**Problem to work on**
Your task is to transcribe the records exactly, skipping every image.

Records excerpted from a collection
--- BEGIN ---

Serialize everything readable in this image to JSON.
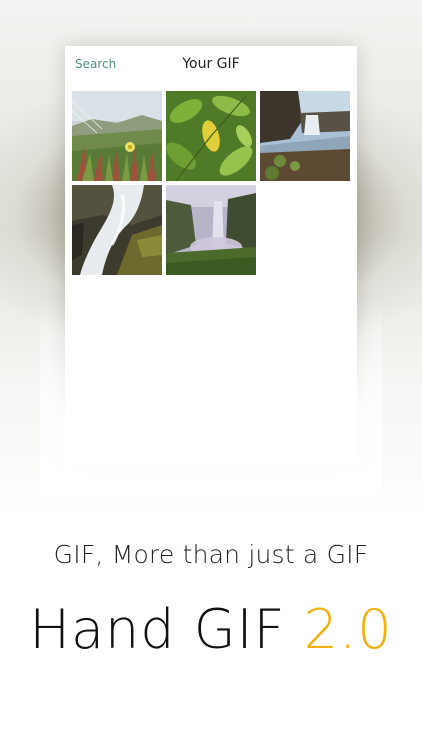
{
  "nav": {
    "back_label": "Search",
    "title": "Your GIF"
  },
  "gifs": [
    {
      "name": "gif-flowers-field",
      "scene": "coastal grass with yellow flower"
    },
    {
      "name": "gif-green-leaves",
      "scene": "green leaves with yellow leaf"
    },
    {
      "name": "gif-waterfall-cliff",
      "scene": "waterfall over rocky cliff"
    },
    {
      "name": "gif-cascade-rocks",
      "scene": "cascade over mossy rocks"
    },
    {
      "name": "gif-misty-waterfall",
      "scene": "misty waterfall canyon"
    }
  ],
  "promo": {
    "caption": "GIF, More than just a GIF",
    "headline_name": "Hand GIF",
    "headline_version": "2.0"
  },
  "colors": {
    "accent": "#f2b10f",
    "link": "#4f8f8a"
  }
}
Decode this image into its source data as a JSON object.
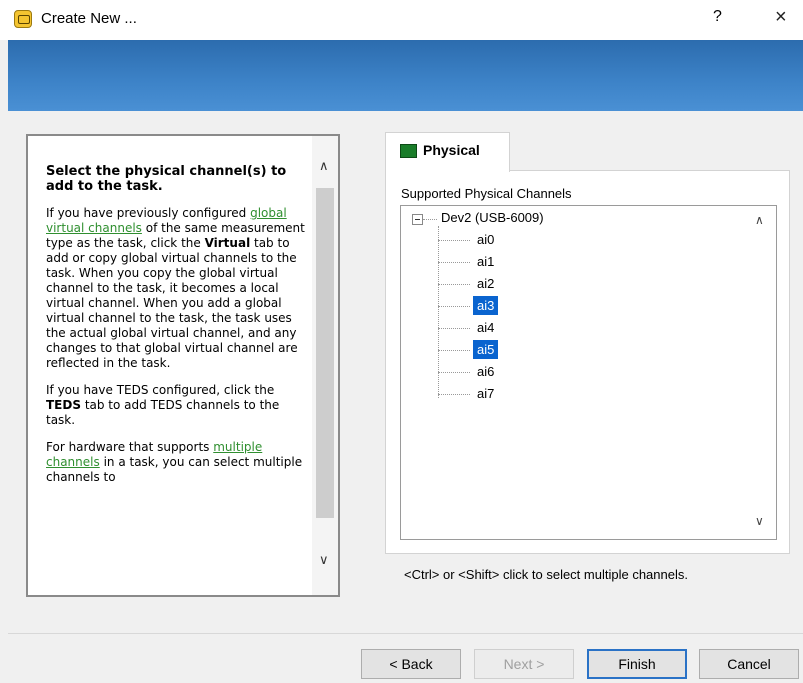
{
  "window": {
    "title": "Create New ...",
    "help_glyph": "?",
    "close_glyph": "×"
  },
  "help": {
    "heading": "Select the physical channel(s) to add to the task.",
    "p1_a": "If you have previously configured ",
    "p1_link": "global virtual channels",
    "p1_b": " of the same measurement type as the task, click the ",
    "p1_bold": "Virtual",
    "p1_c": " tab to add or copy global virtual channels to the task. When you copy the global virtual channel to the task, it becomes a local virtual channel. When you add a global virtual channel to the task, the task uses the actual global virtual channel, and any changes to that global virtual channel are reflected in the task.",
    "p2_a": "If you have TEDS configured, click the ",
    "p2_bold": "TEDS",
    "p2_b": " tab to add TEDS channels to the task.",
    "p3_a": "For hardware that supports ",
    "p3_link": "multiple channels",
    "p3_b": " in a task, you can select multiple channels to"
  },
  "tab": {
    "label": "Physical",
    "icon": "daq-device-icon"
  },
  "channels": {
    "label": "Supported Physical Channels",
    "device": "Dev2  (USB-6009)",
    "items": [
      {
        "name": "ai0",
        "selected": false
      },
      {
        "name": "ai1",
        "selected": false
      },
      {
        "name": "ai2",
        "selected": false
      },
      {
        "name": "ai3",
        "selected": true
      },
      {
        "name": "ai4",
        "selected": false
      },
      {
        "name": "ai5",
        "selected": true
      },
      {
        "name": "ai6",
        "selected": false
      },
      {
        "name": "ai7",
        "selected": false
      }
    ]
  },
  "hint": "<Ctrl> or <Shift> click to select multiple channels.",
  "buttons": {
    "back": "< Back",
    "next": "Next >",
    "finish": "Finish",
    "cancel": "Cancel"
  }
}
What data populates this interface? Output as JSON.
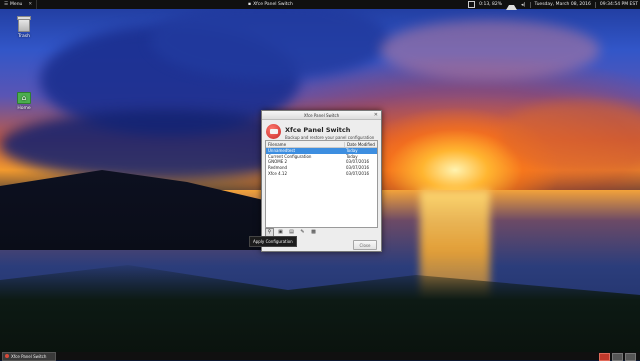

--- END ---

**Expected answer**
Serialize everything readable in this image to JSON.
{
  "nav": {
    "back_label": "Search",
    "title": "Your GIF"
  },
  "gifs": [
    {
      "name": "gif-flowers-field",
      "scene": "coastal grass with yellow flower"
    },
    {
      "name": "gif-green-leaves",
      "scene": "green leaves with yellow leaf"
    },
    {
      "name": "gif-waterfall-cliff",
      "scene": "waterfall over rocky cliff"
    },
    {
      "name": "gif-cascade-rocks",
      "scene": "cascade over mossy rocks"
    },
    {
      "name": "gif-misty-waterfall",
      "scene": "misty waterfall canyon"
    }
  ],
  "promo": {
    "caption": "GIF, More than just a GIF",
    "headline_name": "Hand GIF",
    "headline_version": "2.0"
  },
  "colors": {
    "accent": "#f2b10f",
    "link": "#4f8f8a"
  }
}
Decode this image into its source data as a JSON object.
{
  "window": {
    "title": "Create New ...",
    "help_glyph": "?",
    "close_glyph": "×"
  },
  "help": {
    "heading": "Select the physical channel(s) to add to the task.",
    "p1_a": "If you have previously configured ",
    "p1_link": "global virtual channels",
    "p1_b": " of the same measurement type as the task, click the ",
    "p1_bold": "Virtual",
    "p1_c": " tab to add or copy global virtual channels to the task. When you copy the global virtual channel to the task, it becomes a local virtual channel. When you add a global virtual channel to the task, the task uses the actual global virtual channel, and any changes to that global virtual channel are reflected in the task.",
    "p2_a": "If you have TEDS configured, click the ",
    "p2_bold": "TEDS",
    "p2_b": " tab to add TEDS channels to the task.",
    "p3_a": "For hardware that supports ",
    "p3_link": "multiple channels",
    "p3_b": " in a task, you can select multiple channels to"
  },
  "tab": {
    "label": "Physical",
    "icon": "daq-device-icon"
  },
  "channels": {
    "label": "Supported Physical Channels",
    "device": "Dev2  (USB-6009)",
    "items": [
      {
        "name": "ai0",
        "selected": false
      },
      {
        "name": "ai1",
        "selected": false
      },
      {
        "name": "ai2",
        "selected": false
      },
      {
        "name": "ai3",
        "selected": true
      },
      {
        "name": "ai4",
        "selected": false
      },
      {
        "name": "ai5",
        "selected": true
      },
      {
        "name": "ai6",
        "selected": false
      },
      {
        "name": "ai7",
        "selected": false
      }
    ]
  },
  "hint": "<Ctrl> or <Shift> click to select multiple channels.",
  "buttons": {
    "back": "< Back",
    "next": "Next >",
    "finish": "Finish",
    "cancel": "Cancel"
  }
}
What data populates this interface? Output as JSON.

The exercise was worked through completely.